**WHAT YOU NEED TO DO**
Write every record out again exactly as given.

-------- INPUT RECORDS

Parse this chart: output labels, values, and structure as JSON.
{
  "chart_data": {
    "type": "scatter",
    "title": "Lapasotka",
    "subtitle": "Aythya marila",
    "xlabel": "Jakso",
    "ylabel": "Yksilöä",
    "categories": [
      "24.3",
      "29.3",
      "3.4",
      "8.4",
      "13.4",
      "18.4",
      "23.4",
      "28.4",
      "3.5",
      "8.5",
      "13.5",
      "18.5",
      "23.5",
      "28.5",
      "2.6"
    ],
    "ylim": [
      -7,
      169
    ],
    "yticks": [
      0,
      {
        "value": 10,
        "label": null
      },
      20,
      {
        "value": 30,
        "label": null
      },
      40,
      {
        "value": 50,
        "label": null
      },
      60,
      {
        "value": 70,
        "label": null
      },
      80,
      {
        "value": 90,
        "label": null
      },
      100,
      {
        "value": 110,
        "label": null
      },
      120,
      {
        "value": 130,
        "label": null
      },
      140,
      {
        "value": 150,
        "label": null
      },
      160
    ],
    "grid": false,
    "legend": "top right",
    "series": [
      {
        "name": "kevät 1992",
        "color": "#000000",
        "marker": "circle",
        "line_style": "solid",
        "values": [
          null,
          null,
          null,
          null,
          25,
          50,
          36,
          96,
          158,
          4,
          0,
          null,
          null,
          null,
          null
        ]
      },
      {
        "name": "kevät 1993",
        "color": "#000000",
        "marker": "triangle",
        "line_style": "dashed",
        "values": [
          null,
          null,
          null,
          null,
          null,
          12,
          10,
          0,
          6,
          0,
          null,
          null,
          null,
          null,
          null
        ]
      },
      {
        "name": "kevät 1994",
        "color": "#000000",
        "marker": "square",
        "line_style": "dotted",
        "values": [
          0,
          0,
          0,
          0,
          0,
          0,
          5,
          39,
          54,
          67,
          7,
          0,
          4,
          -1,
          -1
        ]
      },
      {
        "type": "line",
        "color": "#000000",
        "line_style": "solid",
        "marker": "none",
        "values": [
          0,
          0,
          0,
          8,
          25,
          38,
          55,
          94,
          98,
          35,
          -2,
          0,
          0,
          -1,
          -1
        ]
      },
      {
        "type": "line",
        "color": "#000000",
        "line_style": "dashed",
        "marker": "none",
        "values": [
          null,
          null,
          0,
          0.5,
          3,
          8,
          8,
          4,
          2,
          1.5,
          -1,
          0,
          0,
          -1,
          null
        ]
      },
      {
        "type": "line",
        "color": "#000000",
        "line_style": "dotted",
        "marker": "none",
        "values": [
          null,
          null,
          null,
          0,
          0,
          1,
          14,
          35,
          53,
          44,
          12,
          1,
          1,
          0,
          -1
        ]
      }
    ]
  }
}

----------------

**COMPLETED TASK**
Parse this chart: output labels, values, and structure as JSON.
{
  "chart_data": {
    "type": "scatter",
    "title": "Lapasotka",
    "subtitle": "Aythya marila",
    "xlabel": "Jakso",
    "ylabel": "Yksilöä",
    "categories": [
      "24.3",
      "29.3",
      "3.4",
      "8.4",
      "13.4",
      "18.4",
      "23.4",
      "28.4",
      "3.5",
      "8.5",
      "13.5",
      "18.5",
      "23.5",
      "28.5",
      "2.6"
    ],
    "ylim": [
      -7,
      169
    ],
    "yticks": [
      0,
      {
        "value": 10,
        "label": null
      },
      20,
      {
        "value": 30,
        "label": null
      },
      40,
      {
        "value": 50,
        "label": null
      },
      60,
      {
        "value": 70,
        "label": null
      },
      80,
      {
        "value": 90,
        "label": null
      },
      100,
      {
        "value": 110,
        "label": null
      },
      120,
      {
        "value": 130,
        "label": null
      },
      140,
      {
        "value": 150,
        "label": null
      },
      160
    ],
    "grid": false,
    "legend": "top right",
    "series": [
      {
        "name": "kevät 1992",
        "color": "#000000",
        "marker": "circle",
        "line_style": "solid",
        "values": [
          null,
          null,
          null,
          null,
          25,
          50,
          36,
          96,
          158,
          4,
          0,
          null,
          null,
          null,
          null
        ]
      },
      {
        "name": "kevät 1993",
        "color": "#000000",
        "marker": "triangle",
        "line_style": "dashed",
        "values": [
          null,
          null,
          null,
          null,
          null,
          12,
          10,
          0,
          6,
          0,
          null,
          null,
          null,
          null,
          null
        ]
      },
      {
        "name": "kevät 1994",
        "color": "#000000",
        "marker": "square",
        "line_style": "dotted",
        "values": [
          0,
          0,
          0,
          0,
          0,
          0,
          5,
          39,
          54,
          67,
          7,
          0,
          4,
          -1,
          -1
        ]
      },
      {
        "type": "line",
        "color": "#000000",
        "line_style": "solid",
        "marker": "none",
        "values": [
          0,
          0,
          0,
          8,
          25,
          38,
          55,
          94,
          98,
          35,
          -2,
          0,
          0,
          -1,
          -1
        ]
      },
      {
        "type": "line",
        "color": "#000000",
        "line_style": "dashed",
        "marker": "none",
        "values": [
          null,
          null,
          0,
          0.5,
          3,
          8,
          8,
          4,
          2,
          1.5,
          -1,
          0,
          0,
          -1,
          null
        ]
      },
      {
        "type": "line",
        "color": "#000000",
        "line_style": "dotted",
        "marker": "none",
        "values": [
          null,
          null,
          null,
          0,
          0,
          1,
          14,
          35,
          53,
          44,
          12,
          1,
          1,
          0,
          -1
        ]
      }
    ]
  }
}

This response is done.